## [WHAT YOU SHOULD DO]
Narrow the data below down to the lines containing "JSON".

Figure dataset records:
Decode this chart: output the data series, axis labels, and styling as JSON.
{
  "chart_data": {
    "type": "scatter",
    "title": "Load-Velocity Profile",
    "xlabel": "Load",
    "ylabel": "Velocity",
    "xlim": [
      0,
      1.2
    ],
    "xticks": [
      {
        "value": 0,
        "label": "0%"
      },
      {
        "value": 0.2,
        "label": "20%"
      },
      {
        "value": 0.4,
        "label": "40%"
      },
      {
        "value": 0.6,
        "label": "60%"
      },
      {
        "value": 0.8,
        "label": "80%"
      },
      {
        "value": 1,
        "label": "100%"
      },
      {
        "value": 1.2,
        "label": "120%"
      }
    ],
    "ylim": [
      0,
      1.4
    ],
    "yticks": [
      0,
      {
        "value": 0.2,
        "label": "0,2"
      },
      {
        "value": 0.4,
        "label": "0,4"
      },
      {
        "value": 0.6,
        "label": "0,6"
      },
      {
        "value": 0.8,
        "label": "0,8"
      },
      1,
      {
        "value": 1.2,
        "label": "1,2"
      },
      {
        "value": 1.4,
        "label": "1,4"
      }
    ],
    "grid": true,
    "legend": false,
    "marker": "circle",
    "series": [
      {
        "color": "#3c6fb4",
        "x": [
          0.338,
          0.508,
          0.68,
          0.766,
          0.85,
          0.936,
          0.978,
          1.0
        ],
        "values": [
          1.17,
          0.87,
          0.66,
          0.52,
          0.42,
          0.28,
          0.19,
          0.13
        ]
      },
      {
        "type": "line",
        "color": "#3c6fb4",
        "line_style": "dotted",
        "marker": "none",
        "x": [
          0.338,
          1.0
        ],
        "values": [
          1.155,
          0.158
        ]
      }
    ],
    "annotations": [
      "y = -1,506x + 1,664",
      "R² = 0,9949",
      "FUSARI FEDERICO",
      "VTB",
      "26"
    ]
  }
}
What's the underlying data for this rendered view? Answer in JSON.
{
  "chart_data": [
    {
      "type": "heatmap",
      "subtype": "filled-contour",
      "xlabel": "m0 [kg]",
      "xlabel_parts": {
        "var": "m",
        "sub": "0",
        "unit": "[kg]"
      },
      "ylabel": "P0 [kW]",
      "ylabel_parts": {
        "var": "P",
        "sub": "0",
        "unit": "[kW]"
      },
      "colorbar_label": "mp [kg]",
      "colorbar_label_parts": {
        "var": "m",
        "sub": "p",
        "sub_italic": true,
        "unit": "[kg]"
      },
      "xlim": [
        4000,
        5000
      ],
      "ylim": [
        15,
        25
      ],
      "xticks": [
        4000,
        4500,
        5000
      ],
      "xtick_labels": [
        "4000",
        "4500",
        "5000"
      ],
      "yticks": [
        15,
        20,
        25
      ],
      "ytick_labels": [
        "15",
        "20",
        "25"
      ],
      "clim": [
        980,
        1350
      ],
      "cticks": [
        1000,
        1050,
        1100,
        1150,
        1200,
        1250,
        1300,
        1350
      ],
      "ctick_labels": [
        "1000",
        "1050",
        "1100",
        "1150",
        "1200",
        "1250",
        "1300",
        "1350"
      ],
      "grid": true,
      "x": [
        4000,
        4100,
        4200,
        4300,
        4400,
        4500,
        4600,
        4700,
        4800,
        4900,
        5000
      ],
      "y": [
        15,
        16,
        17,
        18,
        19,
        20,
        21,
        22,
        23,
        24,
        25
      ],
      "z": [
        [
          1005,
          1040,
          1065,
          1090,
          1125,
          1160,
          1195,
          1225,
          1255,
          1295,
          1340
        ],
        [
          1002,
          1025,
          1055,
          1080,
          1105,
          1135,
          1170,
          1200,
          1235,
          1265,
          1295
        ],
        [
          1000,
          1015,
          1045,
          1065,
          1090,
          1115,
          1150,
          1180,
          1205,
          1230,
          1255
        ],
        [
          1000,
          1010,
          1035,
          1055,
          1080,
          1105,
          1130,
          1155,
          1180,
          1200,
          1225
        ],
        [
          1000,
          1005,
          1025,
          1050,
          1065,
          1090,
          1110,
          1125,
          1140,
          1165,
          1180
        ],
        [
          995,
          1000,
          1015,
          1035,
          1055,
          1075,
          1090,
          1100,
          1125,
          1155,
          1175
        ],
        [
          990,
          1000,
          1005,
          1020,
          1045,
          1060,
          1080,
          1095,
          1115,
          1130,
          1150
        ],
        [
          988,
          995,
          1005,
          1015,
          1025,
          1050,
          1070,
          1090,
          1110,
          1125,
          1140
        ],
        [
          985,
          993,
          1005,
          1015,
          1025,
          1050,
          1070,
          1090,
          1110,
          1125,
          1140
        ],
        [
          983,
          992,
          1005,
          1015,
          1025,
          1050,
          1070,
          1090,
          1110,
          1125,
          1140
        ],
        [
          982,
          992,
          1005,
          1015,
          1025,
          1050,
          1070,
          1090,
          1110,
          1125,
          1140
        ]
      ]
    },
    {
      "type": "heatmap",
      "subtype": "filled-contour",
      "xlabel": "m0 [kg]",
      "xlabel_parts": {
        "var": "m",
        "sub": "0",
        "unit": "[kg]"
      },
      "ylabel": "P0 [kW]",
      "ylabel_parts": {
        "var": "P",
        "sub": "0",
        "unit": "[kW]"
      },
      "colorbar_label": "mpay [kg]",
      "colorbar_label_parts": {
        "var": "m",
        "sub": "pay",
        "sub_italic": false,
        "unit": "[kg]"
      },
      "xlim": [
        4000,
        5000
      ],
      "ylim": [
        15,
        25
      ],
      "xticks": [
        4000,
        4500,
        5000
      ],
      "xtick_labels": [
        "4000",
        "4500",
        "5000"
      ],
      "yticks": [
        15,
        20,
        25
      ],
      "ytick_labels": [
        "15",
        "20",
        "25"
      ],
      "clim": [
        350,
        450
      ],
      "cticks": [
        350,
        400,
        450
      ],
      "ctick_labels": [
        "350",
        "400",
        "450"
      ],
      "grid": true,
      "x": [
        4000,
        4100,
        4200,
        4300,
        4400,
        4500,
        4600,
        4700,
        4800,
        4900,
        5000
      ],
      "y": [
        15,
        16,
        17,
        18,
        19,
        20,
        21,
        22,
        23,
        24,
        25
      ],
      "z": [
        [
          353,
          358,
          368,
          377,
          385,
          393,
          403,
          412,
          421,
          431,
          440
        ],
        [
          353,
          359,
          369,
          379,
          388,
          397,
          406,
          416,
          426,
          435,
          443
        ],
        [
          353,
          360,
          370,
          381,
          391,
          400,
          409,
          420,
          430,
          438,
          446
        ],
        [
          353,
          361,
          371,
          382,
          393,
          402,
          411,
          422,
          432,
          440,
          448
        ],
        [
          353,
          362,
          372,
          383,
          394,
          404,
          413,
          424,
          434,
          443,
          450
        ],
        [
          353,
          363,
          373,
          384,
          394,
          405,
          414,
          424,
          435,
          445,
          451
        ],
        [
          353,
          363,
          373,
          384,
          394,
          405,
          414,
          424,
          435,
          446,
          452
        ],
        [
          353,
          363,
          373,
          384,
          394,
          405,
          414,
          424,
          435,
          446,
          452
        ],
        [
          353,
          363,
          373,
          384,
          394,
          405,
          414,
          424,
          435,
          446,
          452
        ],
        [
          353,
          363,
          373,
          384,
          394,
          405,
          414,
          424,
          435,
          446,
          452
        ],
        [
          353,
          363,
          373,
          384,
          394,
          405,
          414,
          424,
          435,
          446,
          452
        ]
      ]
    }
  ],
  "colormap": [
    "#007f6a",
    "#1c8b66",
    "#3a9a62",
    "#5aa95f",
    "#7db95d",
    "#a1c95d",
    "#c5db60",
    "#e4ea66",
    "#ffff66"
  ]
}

## [RESULT FOR THIS TASK]
Decode this chart: output the data series, axis labels, and styling as JSON.
What's the underlying data for this rendered view? Answer in JSON.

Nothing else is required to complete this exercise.